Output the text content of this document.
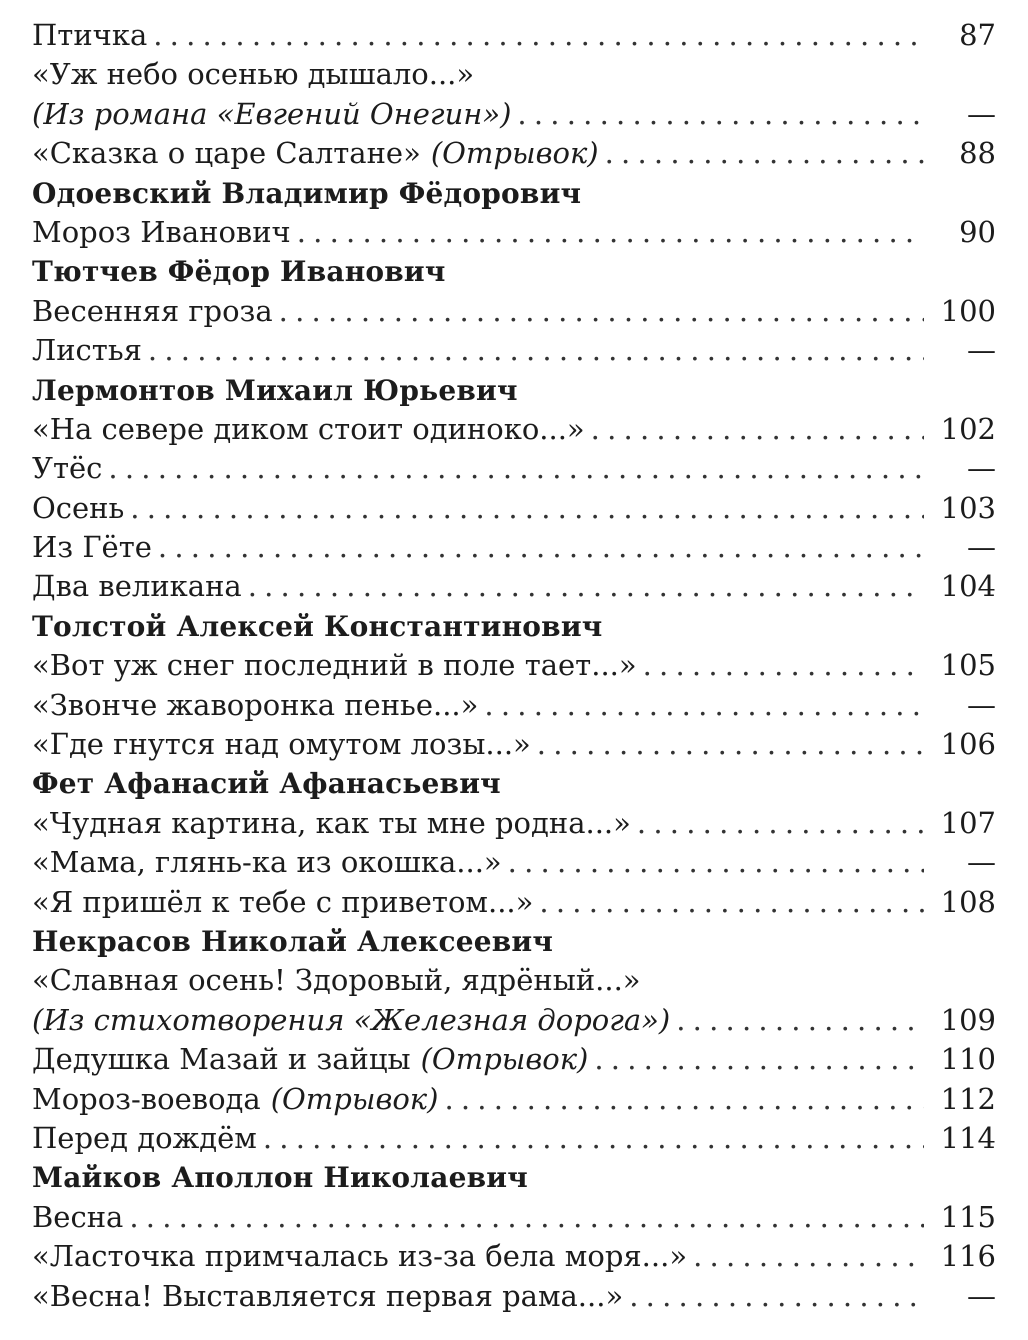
Птичка . . .	87
«Уж небо осенью дышало...»
(Из романа «Евгений Онегин») . . .	—
«Сказка о царе Салтане» (Отрывок) . . .	88
Одоевский Владимир Фёдорович
Мороз Иванович . . .	90
Тютчев Фёдор Иванович
Весенняя гроза . . .	100
Листья . . .	—
Лермонтов Михаил Юрьевич
«На севере диком стоит одиноко...» . . .	102
Утёс . . .	—
Осень . . .	103
Из Гёте . . .	—
Два великана . . .	104
Толстой Алексей Константинович
«Вот уж снег последний в поле тает...» . . .	105
«Звонче жаворонка пенье...» . . .	—
«Где гнутся над омутом лозы...» . . .	106
Фет Афанасий Афанасьевич
«Чудная картина, как ты мне родна...» . . .	107
«Мама, глянь-ка из окошка...» . . .	—
«Я пришёл к тебе с приветом...» . . .	108
Некрасов Николай Алексеевич
«Славная осень! Здоровый, ядрёный...»
(Из стихотворения «Железная дорога») . . .	109
Дедушка Мазай и зайцы (Отрывок) . . .	110
Мороз-воевода (Отрывок) . . .	112
Перед дождём . . .	114
Майков Аполлон Николаевич
Весна . . .	115
«Ласточка примчалась из-за бела моря...» . . .	116
«Весна! Выставляется первая рама...» . . .	—
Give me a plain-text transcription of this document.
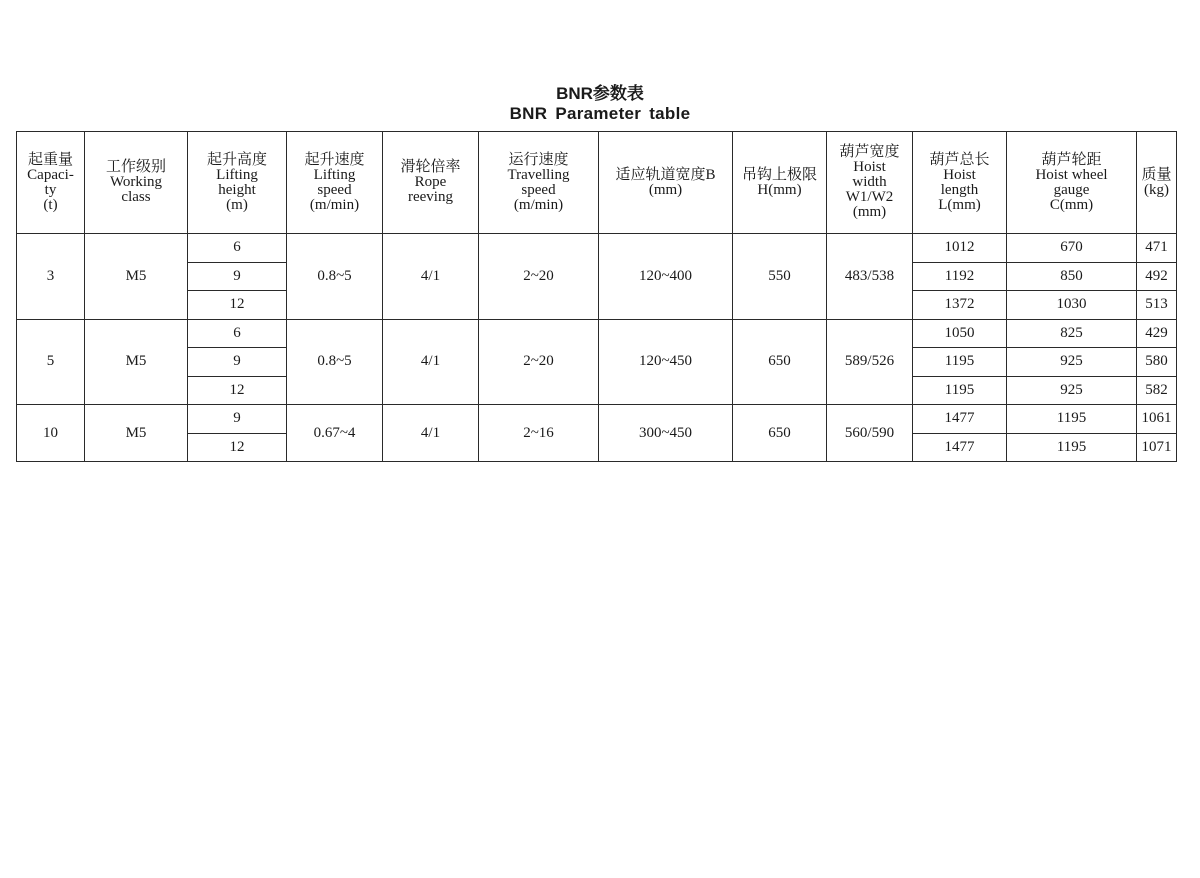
BNR参数表
BNR Parameter table
起重量
Capaci-
ty
(t)	工作级别
Working
class	起升高度
Lifting
height
(m)	起升速度
Lifting
speed
(m/min)	滑轮倍率
Rope
reeving	运行速度
Travelling
speed
(m/min)	适应轨道宽度B
(mm)	吊钩上极限
H(mm)	葫芦宽度
Hoist
width
W1/W2
(mm)	葫芦总长
Hoist
length
L(mm)	葫芦轮距
Hoist wheel
gauge
C(mm)	质量
(kg)

3	M5	6	0.8~5	4/1	2~20	120~400	550	483/538	1012	670	471
		9							1192	850	492
		12							1372	1030	513
5	M5	6	0.8~5	4/1	2~20	120~450	650	589/526	1050	825	429
		9							1195	925	580
		12							1195	925	582
10	M5	9	0.67~4	4/1	2~16	300~450	650	560/590	1477	1195	1061
		12							1477	1195	1071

═══

Return each line that includes "Отрывок".

«Сказка о царе Салтане» (Отрывок) . . .	88
Дедушка Мазай и зайцы (Отрывок) . . .	110
Мороз-воевода (Отрывок) . . .	112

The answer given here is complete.